What is needed
Sort through the material below and copy each line with "growth".
--- Record excerpts Enclosed Below ---
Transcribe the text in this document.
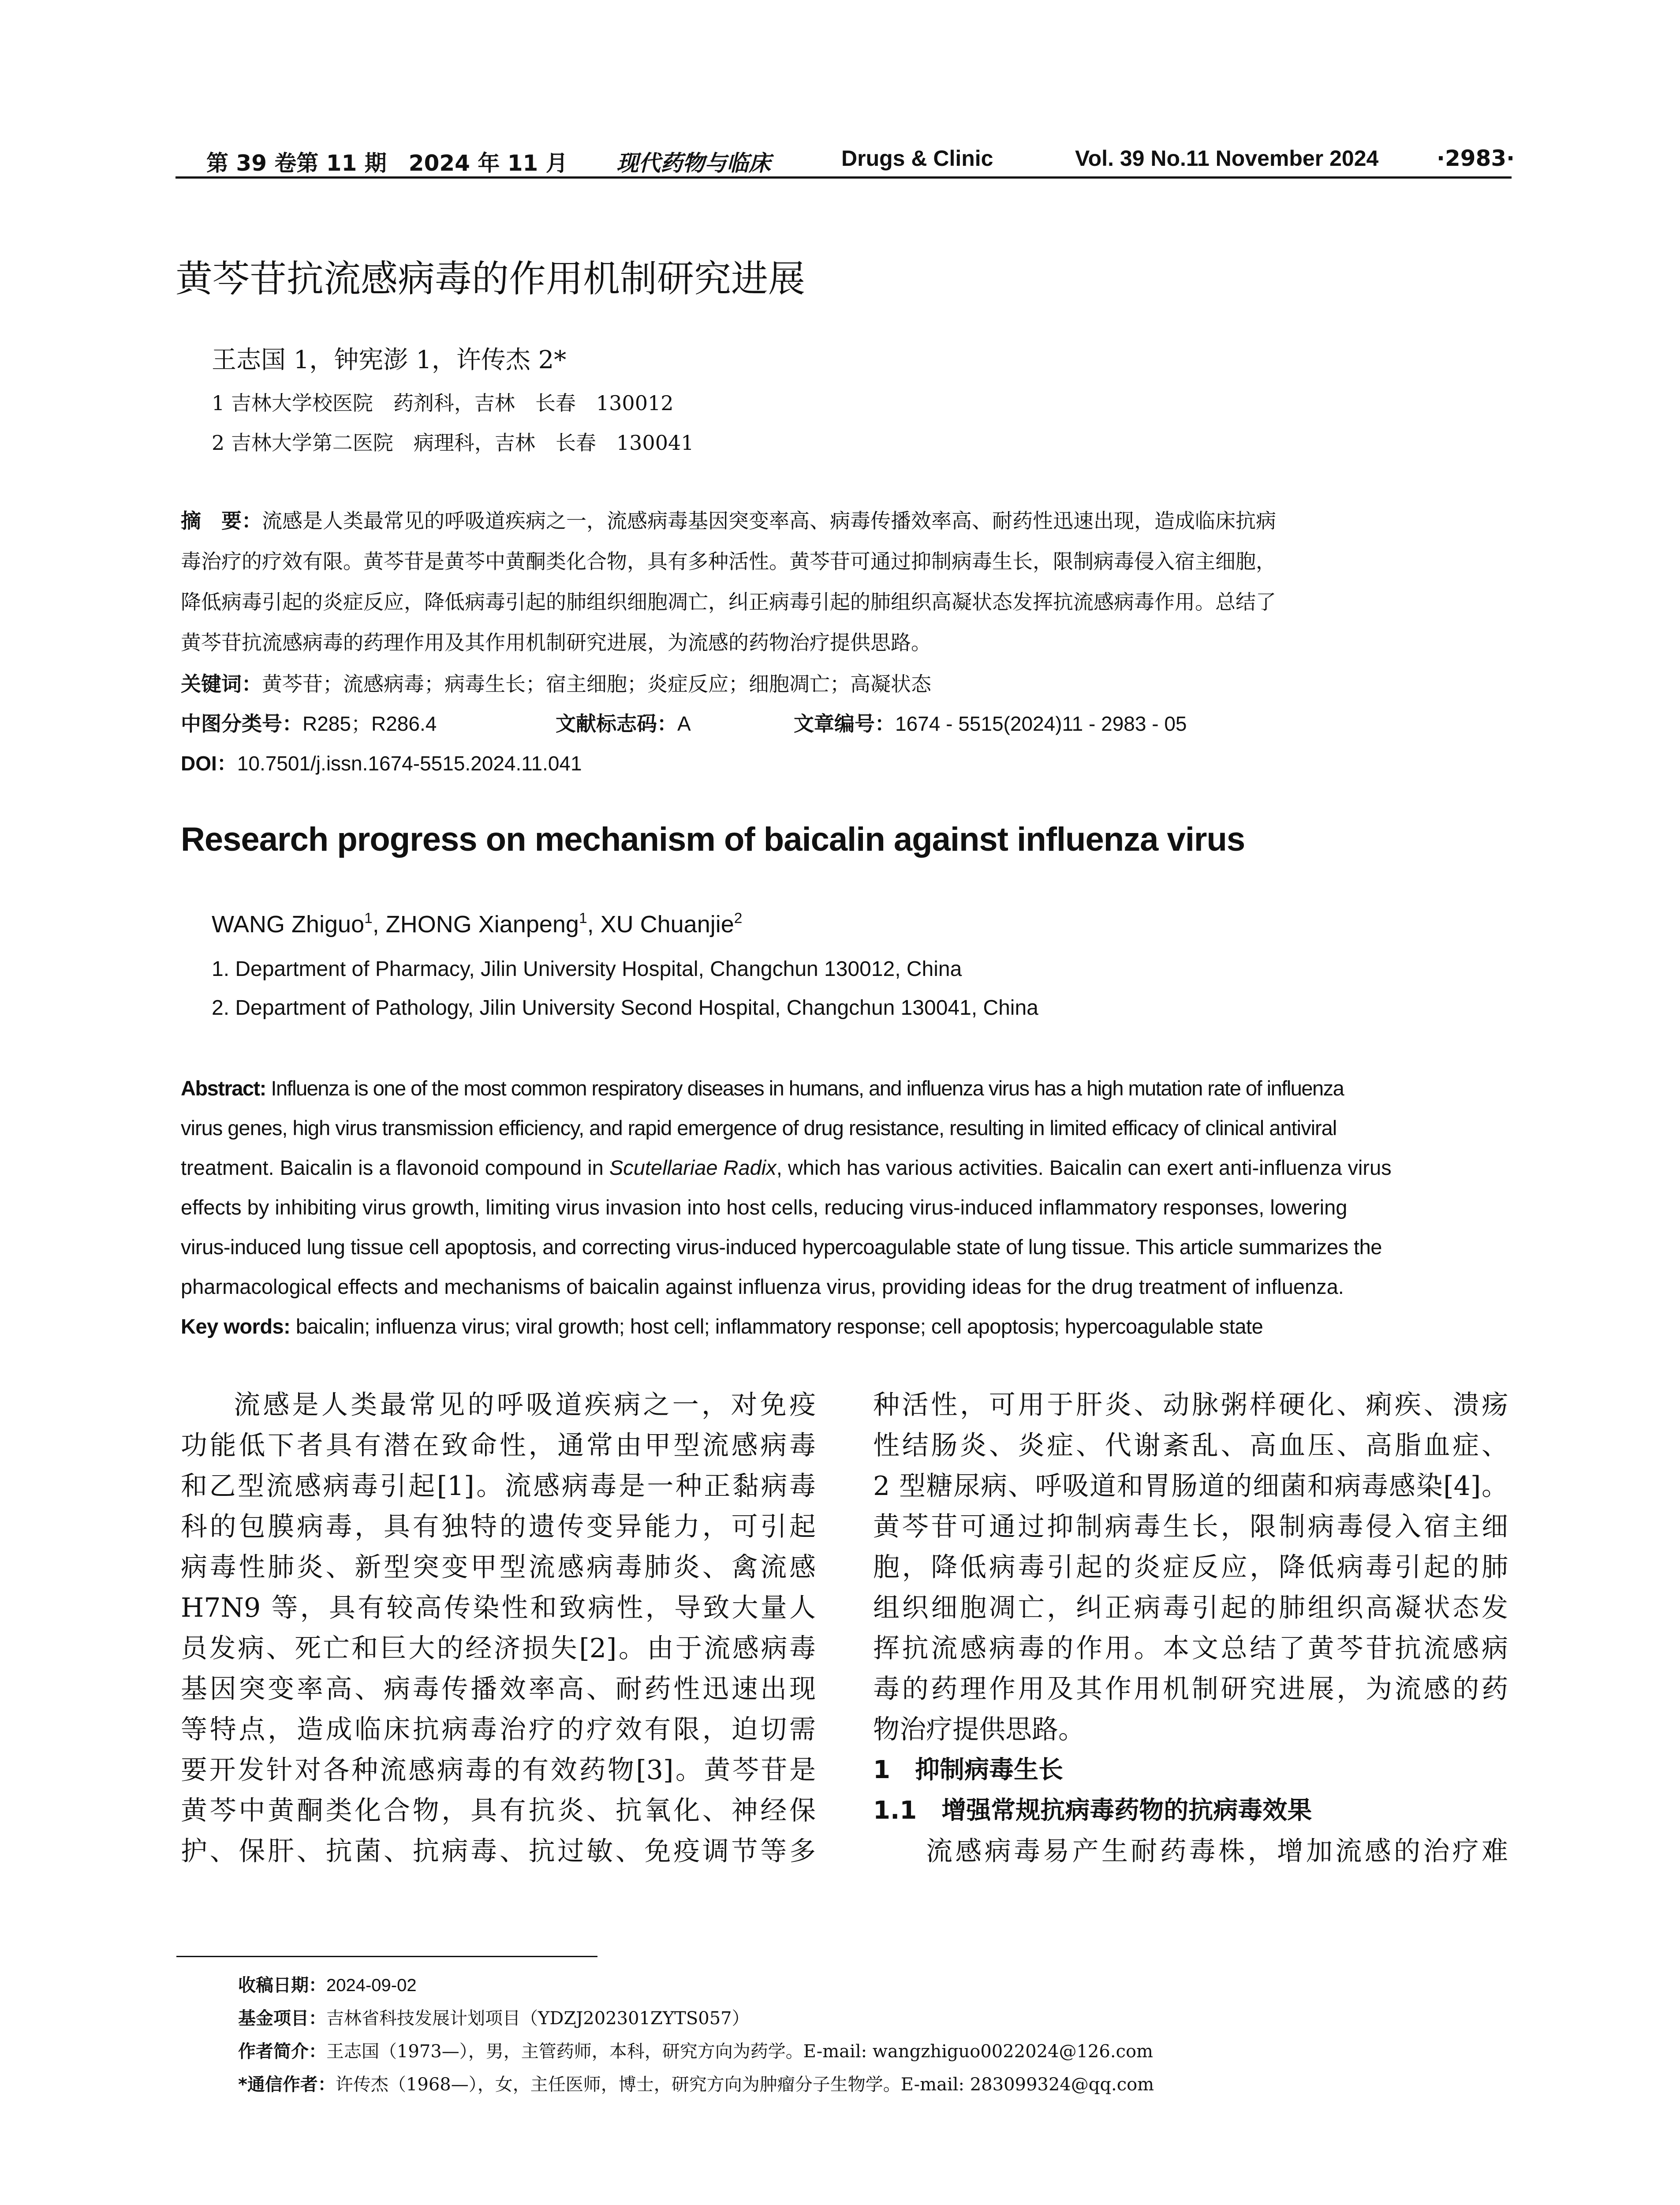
第 39 卷第 11 期　2024 年 11 月 现代药物与临床	Drugs & Clinic	Vol. 39 No.11 November 2024	·2983·
黄芩苷抗流感病毒的作用机制研究进展
王志国 1，钟宪澎 1，许传杰 2*
1 吉林大学校医院　药剂科，吉林　长春　130012
2 吉林大学第二医院　病理科，吉林　长春　130041
摘　要：流感是人类最常见的呼吸道疾病之一，流感病毒基因突变率高、病毒传播效率高、耐药性迅速出现，造成临床抗病
毒治疗的疗效有限。黄芩苷是黄芩中黄酮类化合物，具有多种活性。黄芩苷可通过抑制病毒生长，限制病毒侵入宿主细胞，
降低病毒引起的炎症反应，降低病毒引起的肺组织细胞凋亡，纠正病毒引起的肺组织高凝状态发挥抗流感病毒作用。总结了
黄芩苷抗流感病毒的药理作用及其作用机制研究进展，为流感的药物治疗提供思路。
关键词：黄芩苷；流感病毒；病毒生长；宿主细胞；炎症反应；细胞凋亡；高凝状态
中图分类号：R285；R286.4	文献标志码：A	文章编号：1674 - 5515(2024)11 - 2983 - 05
DOI：10.7501/j.issn.1674-5515.2024.11.041
Research progress on mechanism of baicalin against influenza virus
WANG Zhiguo$^1$, ZHONG Xianpeng$^1$, XU Chuanjie$^2$
1. Department of Pharmacy, Jilin University Hospital, Changchun 130012, China
2. Department of Pathology, Jilin University Second Hospital, Changchun 130041, China
Abstract: Influenza is one of the most common respiratory diseases in humans, and influenza virus has a high mutation rate of influenza
virus genes, high virus transmission efficiency, and rapid emergence of drug resistance, resulting in limited efficacy of clinical antiviral
treatment. Baicalin is a flavonoid compound in Scutellariae Radix, which has various activities. Baicalin can exert anti-influenza virus
effects by inhibiting virus growth, limiting virus invasion into host cells, reducing virus-induced inflammatory responses, lowering
virus-induced lung tissue cell apoptosis, and correcting virus-induced hypercoagulable state of lung tissue. This article summarizes the
pharmacological effects and mechanisms of baicalin against influenza virus, providing ideas for the drug treatment of influenza.
Key words: baicalin; influenza virus; viral growth; host cell; inflammatory response; cell apoptosis; hypercoagulable state
流感是人类最常见的呼吸道疾病之一，对免疫
功能低下者具有潜在致命性，通常由甲型流感病毒
和乙型流感病毒引起[1]。流感病毒是一种正黏病毒
科的包膜病毒，具有独特的遗传变异能力，可引起
病毒性肺炎、新型突变甲型流感病毒肺炎、禽流感
H7N9 等，具有较高传染性和致病性，导致大量人
员发病、死亡和巨大的经济损失[2]。由于流感病毒
基因突变率高、病毒传播效率高、耐药性迅速出现
等特点，造成临床抗病毒治疗的疗效有限，迫切需
要开发针对各种流感病毒的有效药物[3]。黄芩苷是
黄芩中黄酮类化合物，具有抗炎、抗氧化、神经保
护、保肝、抗菌、抗病毒、抗过敏、免疫调节等多
种活性，可用于肝炎、动脉粥样硬化、痢疾、溃疡
性结肠炎、炎症、代谢紊乱、高血压、高脂血症、
2 型糖尿病、呼吸道和胃肠道的细菌和病毒感染[4]。
黄芩苷可通过抑制病毒生长，限制病毒侵入宿主细
胞，降低病毒引起的炎症反应，降低病毒引起的肺
组织细胞凋亡，纠正病毒引起的肺组织高凝状态发
挥抗流感病毒的作用。本文总结了黄芩苷抗流感病
毒的药理作用及其作用机制研究进展，为流感的药
物治疗提供思路。
1　抑制病毒生长
1.1　增强常规抗病毒药物的抗病毒效果
流感病毒易产生耐药毒株，增加流感的治疗难
收稿日期：2024-09-02
基金项目：吉林省科技发展计划项目（YDZJ202301ZYTS057）
作者简介：王志国（1973—），男，主管药师，本科，研究方向为药学。E-mail: wangzhiguo0022024@126.com
*通信作者：许传杰（1968—），女，主任医师，博士，研究方向为肿瘤分子生物学。E-mail: 283099324@qq.com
--- End of Enclosed Record excerpts ---
Written solution
effects by inhibiting virus growth, limiting virus invasion into host cells, reducing virus-induced inflammatory responses, lowering
Key words: baicalin; influenza virus; viral growth; host cell; inflammatory response; cell apoptosis; hypercoagulable state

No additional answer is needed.